Stored data:
##############################

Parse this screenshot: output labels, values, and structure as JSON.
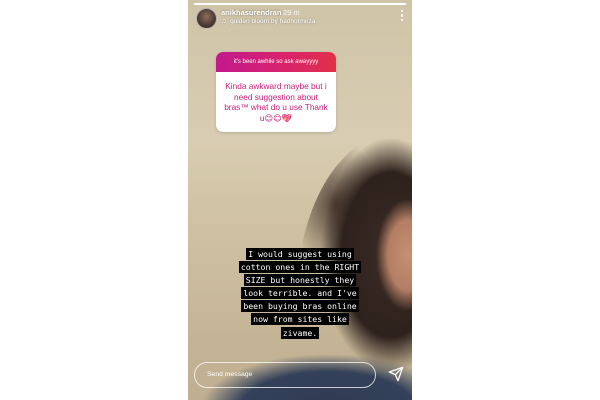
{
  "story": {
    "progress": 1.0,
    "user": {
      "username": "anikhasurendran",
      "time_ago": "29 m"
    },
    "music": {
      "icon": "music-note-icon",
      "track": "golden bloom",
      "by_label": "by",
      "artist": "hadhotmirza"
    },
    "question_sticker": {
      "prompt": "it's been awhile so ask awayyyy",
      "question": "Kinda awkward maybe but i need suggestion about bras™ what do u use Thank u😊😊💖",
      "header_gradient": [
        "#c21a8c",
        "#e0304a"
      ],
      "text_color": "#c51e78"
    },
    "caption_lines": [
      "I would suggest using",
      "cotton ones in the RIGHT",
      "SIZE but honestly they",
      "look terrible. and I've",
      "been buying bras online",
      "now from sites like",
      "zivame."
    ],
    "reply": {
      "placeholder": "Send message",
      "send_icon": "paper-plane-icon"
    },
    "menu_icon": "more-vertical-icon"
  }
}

##############################

To be done>
Retype everything in the material word for word, minus pictures.

Exercise solution>
Parse this screenshot: output labels, values, and structure as JSON.
{
  "story": {
    "progress": 1.0,
    "user": {
      "username": "anikhasurendran",
      "time_ago": "29 m"
    },
    "music": {
      "icon": "music-note-icon",
      "track": "golden bloom",
      "by_label": "by",
      "artist": "hadhotmirza"
    },
    "question_sticker": {
      "prompt": "it's been awhile so ask awayyyy",
      "question": "Kinda awkward maybe but i need suggestion about bras™ what do u use Thank u😊😊💖",
      "header_gradient": [
        "#c21a8c",
        "#e0304a"
      ],
      "text_color": "#c51e78"
    },
    "caption_lines": [
      "I would suggest using",
      "cotton ones in the RIGHT",
      "SIZE but honestly they",
      "look terrible. and I've",
      "been buying bras online",
      "now from sites like",
      "zivame."
    ],
    "reply": {
      "placeholder": "Send message",
      "send_icon": "paper-plane-icon"
    },
    "menu_icon": "more-vertical-icon"
  }
}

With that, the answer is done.